Dataset content:
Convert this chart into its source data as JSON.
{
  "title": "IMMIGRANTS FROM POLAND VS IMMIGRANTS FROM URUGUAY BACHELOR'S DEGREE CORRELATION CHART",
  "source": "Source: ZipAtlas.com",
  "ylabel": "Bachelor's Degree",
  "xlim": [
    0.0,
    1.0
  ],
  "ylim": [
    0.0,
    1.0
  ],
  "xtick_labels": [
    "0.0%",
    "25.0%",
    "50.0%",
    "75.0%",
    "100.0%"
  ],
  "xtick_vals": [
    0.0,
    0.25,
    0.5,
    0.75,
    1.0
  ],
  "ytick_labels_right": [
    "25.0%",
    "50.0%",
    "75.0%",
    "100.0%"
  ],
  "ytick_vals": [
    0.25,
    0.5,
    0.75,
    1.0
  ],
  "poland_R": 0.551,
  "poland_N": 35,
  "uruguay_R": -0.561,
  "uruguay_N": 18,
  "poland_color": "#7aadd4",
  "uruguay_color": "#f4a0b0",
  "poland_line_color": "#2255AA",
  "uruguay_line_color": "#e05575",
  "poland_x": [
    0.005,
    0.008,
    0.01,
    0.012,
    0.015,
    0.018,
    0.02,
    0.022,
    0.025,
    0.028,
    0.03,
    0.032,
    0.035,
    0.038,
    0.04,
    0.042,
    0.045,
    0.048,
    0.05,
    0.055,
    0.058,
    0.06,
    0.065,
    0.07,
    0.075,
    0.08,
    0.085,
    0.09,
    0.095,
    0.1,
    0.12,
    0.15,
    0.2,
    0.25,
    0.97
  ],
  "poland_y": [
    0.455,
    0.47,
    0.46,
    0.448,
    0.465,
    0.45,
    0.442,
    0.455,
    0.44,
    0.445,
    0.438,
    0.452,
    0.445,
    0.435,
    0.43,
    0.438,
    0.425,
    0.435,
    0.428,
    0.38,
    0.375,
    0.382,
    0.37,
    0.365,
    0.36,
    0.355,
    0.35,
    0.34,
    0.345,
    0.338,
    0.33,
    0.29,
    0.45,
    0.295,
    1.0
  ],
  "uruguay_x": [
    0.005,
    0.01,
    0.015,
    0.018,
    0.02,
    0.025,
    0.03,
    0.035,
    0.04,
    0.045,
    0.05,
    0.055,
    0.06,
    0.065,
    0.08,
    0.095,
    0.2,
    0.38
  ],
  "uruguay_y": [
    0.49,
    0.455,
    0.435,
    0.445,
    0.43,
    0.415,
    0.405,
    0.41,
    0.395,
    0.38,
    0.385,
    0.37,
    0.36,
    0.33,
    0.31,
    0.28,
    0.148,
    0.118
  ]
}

Exercise:
Reproduce the listing above verbatim, from first line to last.

Reply:
Convert this chart into its source data as JSON.
{
  "title": "IMMIGRANTS FROM POLAND VS IMMIGRANTS FROM URUGUAY BACHELOR'S DEGREE CORRELATION CHART",
  "source": "Source: ZipAtlas.com",
  "ylabel": "Bachelor's Degree",
  "xlim": [
    0.0,
    1.0
  ],
  "ylim": [
    0.0,
    1.0
  ],
  "xtick_labels": [
    "0.0%",
    "25.0%",
    "50.0%",
    "75.0%",
    "100.0%"
  ],
  "xtick_vals": [
    0.0,
    0.25,
    0.5,
    0.75,
    1.0
  ],
  "ytick_labels_right": [
    "25.0%",
    "50.0%",
    "75.0%",
    "100.0%"
  ],
  "ytick_vals": [
    0.25,
    0.5,
    0.75,
    1.0
  ],
  "poland_R": 0.551,
  "poland_N": 35,
  "uruguay_R": -0.561,
  "uruguay_N": 18,
  "poland_color": "#7aadd4",
  "uruguay_color": "#f4a0b0",
  "poland_line_color": "#2255AA",
  "uruguay_line_color": "#e05575",
  "poland_x": [
    0.005,
    0.008,
    0.01,
    0.012,
    0.015,
    0.018,
    0.02,
    0.022,
    0.025,
    0.028,
    0.03,
    0.032,
    0.035,
    0.038,
    0.04,
    0.042,
    0.045,
    0.048,
    0.05,
    0.055,
    0.058,
    0.06,
    0.065,
    0.07,
    0.075,
    0.08,
    0.085,
    0.09,
    0.095,
    0.1,
    0.12,
    0.15,
    0.2,
    0.25,
    0.97
  ],
  "poland_y": [
    0.455,
    0.47,
    0.46,
    0.448,
    0.465,
    0.45,
    0.442,
    0.455,
    0.44,
    0.445,
    0.438,
    0.452,
    0.445,
    0.435,
    0.43,
    0.438,
    0.425,
    0.435,
    0.428,
    0.38,
    0.375,
    0.382,
    0.37,
    0.365,
    0.36,
    0.355,
    0.35,
    0.34,
    0.345,
    0.338,
    0.33,
    0.29,
    0.45,
    0.295,
    1.0
  ],
  "uruguay_x": [
    0.005,
    0.01,
    0.015,
    0.018,
    0.02,
    0.025,
    0.03,
    0.035,
    0.04,
    0.045,
    0.05,
    0.055,
    0.06,
    0.065,
    0.08,
    0.095,
    0.2,
    0.38
  ],
  "uruguay_y": [
    0.49,
    0.455,
    0.435,
    0.445,
    0.43,
    0.415,
    0.405,
    0.41,
    0.395,
    0.38,
    0.385,
    0.37,
    0.36,
    0.33,
    0.31,
    0.28,
    0.148,
    0.118
  ]
}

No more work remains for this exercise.